Box coordinate listings
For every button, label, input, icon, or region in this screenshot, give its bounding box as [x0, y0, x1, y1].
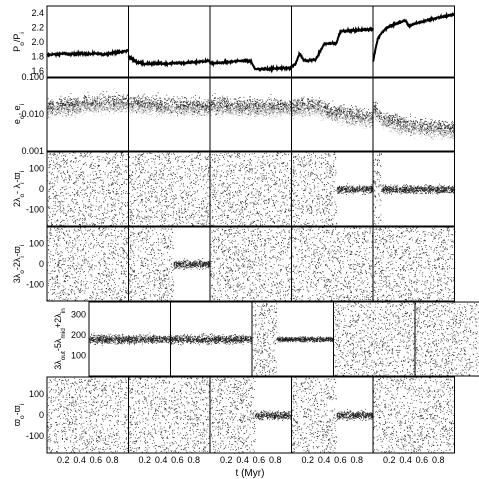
panel-eccentricity-1 [47, 77, 129, 151]
panel-frame [47, 6, 129, 78]
panel-period-ratio-2 [129, 6, 211, 78]
panel-frame [373, 77, 455, 151]
ytick-label: 0.001 [21, 146, 44, 156]
panel-apsidal-angle-2 [129, 377, 211, 454]
ytick-label: 1.8 [31, 51, 44, 61]
xtick-label: 0.4 [318, 455, 331, 465]
panel-resonant-angle-b-5 [373, 227, 455, 302]
panel-period-ratio-1 [47, 6, 129, 78]
panel-period-ratio-5 [373, 6, 455, 78]
xtick-label: 0.8 [269, 455, 282, 465]
ytick-label: 100 [29, 389, 44, 399]
panel-eccentricity-5 [373, 77, 455, 151]
panel-frame [129, 377, 211, 453]
panel-three-body-angle-1 [89, 302, 171, 376]
series-line [373, 14, 455, 61]
panel-eccentricity-2 [129, 77, 211, 151]
panel-frame [129, 227, 211, 301]
panel-apsidal-angle-5 [373, 377, 455, 454]
panel-three-body-angle-3 [252, 302, 334, 377]
panel-three-body-angle-5 [415, 302, 479, 377]
xtick-label: 0.2 [220, 455, 233, 465]
xtick-label: 0.4 [73, 455, 86, 465]
ytick-label: 100 [29, 163, 44, 173]
ytick-label: 0 [39, 184, 44, 194]
ytick-label: 0.010 [21, 109, 44, 119]
ytick-label: -100 [26, 280, 44, 290]
panel-eccentricity-4 [292, 77, 374, 151]
xtick-label: 0.8 [350, 455, 363, 465]
series-line [129, 56, 211, 64]
xtick-label: 0.4 [399, 455, 412, 465]
panel-resonant-angle-a-3 [210, 152, 292, 227]
panel-apsidal-angle-3 [210, 377, 292, 454]
xtick-label: 0.6 [90, 455, 103, 465]
ytick-label: 100 [71, 350, 86, 360]
panel-resonant-angle-b-1 [47, 227, 129, 302]
panel-resonant-angle-b-2 [129, 227, 211, 302]
xtick-label: 0.6 [334, 455, 347, 465]
xaxis-label: t (Myr) [236, 468, 265, 479]
ylabel-resonant-angle-b: 3λo-2λi-ϖi [12, 245, 26, 284]
xtick-label: 0.4 [236, 455, 249, 465]
panel-resonant-angle-a-4 [292, 152, 374, 227]
panel-apsidal-angle-4 [292, 377, 374, 454]
xtick-label: 0.8 [106, 455, 119, 465]
ytick-label: 0 [39, 410, 44, 420]
panel-frame [129, 6, 211, 78]
panel-frame [47, 377, 129, 453]
panel-frame [292, 227, 374, 301]
panel-three-body-angle-2 [171, 302, 253, 376]
xtick-label: 0.6 [171, 455, 184, 465]
ytick-label: 2.4 [31, 8, 44, 18]
ytick-label: 2.2 [31, 23, 44, 33]
panel-period-ratio-4 [292, 6, 374, 78]
ytick-label: 300 [71, 309, 86, 319]
panel-resonant-angle-b-3 [210, 227, 292, 302]
xtick-label: 0.6 [253, 455, 266, 465]
panel-resonant-angle-a-5 [373, 152, 455, 227]
xtick-label: 0.4 [155, 455, 168, 465]
xtick-label: 0.8 [187, 455, 200, 465]
panel-frame [47, 227, 129, 301]
ytick-label: 0.100 [21, 72, 44, 82]
panel-period-ratio-3 [210, 6, 292, 78]
ylabel-period-ratio: Po/Pi [12, 32, 26, 52]
xtick-label: 0.8 [432, 455, 445, 465]
ylabel-resonant-angle-a: 2λo- λi-ϖi [12, 171, 26, 207]
panel-frame [210, 227, 292, 301]
ytick-label: 0 [39, 259, 44, 269]
xtick-label: 0.2 [57, 455, 70, 465]
xtick-label: 0.2 [302, 455, 315, 465]
ytick-label: -100 [26, 205, 44, 215]
xtick-label: 0.2 [383, 455, 396, 465]
panel-resonant-angle-a-2 [129, 152, 211, 227]
xtick-label: 0.2 [139, 455, 152, 465]
panel-eccentricity-3 [210, 77, 292, 151]
ytick-label: -100 [26, 431, 44, 441]
xtick-label: 0.6 [416, 455, 429, 465]
series-line [292, 28, 374, 66]
series-line [47, 50, 129, 55]
series-line [210, 60, 292, 70]
panel-frame [292, 377, 374, 453]
panel-resonant-angle-a-1 [47, 152, 129, 227]
ytick-label: 2.0 [31, 37, 44, 47]
ylabel-apsidal-angle: ϖo-ϖi [12, 404, 26, 426]
ytick-label: 200 [71, 330, 86, 340]
ylabel-three-body-angle: 3λout-5λmid+2λin [53, 308, 67, 370]
panel-resonant-angle-b-4 [292, 227, 374, 302]
panel-three-body-angle-4 [334, 302, 416, 377]
panel-apsidal-angle-1 [47, 377, 129, 454]
ytick-label: 100 [29, 238, 44, 248]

#### THE EXERCISE:
Update the stretch of lines from the one containing "panel-eccentricity-1 [47, 77, 129, 151]" through the one containing "ytick-label: 100 [29, 389, 44, 399]" by replacing "panel-frame" with "panel-border" and leaving everything else unchanged. Return only those lines.

#### WRITTEN ANSWER:
panel-eccentricity-1 [47, 77, 129, 151]
panel-border [47, 6, 129, 78]
panel-period-ratio-2 [129, 6, 211, 78]
panel-border [373, 77, 455, 151]
ytick-label: 0.001 [21, 146, 44, 156]
panel-apsidal-angle-2 [129, 377, 211, 454]
ytick-label: 1.8 [31, 51, 44, 61]
xtick-label: 0.4 [318, 455, 331, 465]
panel-resonant-angle-b-5 [373, 227, 455, 302]
panel-period-ratio-1 [47, 6, 129, 78]
panel-period-ratio-5 [373, 6, 455, 78]
xtick-label: 0.8 [269, 455, 282, 465]
ytick-label: 100 [29, 389, 44, 399]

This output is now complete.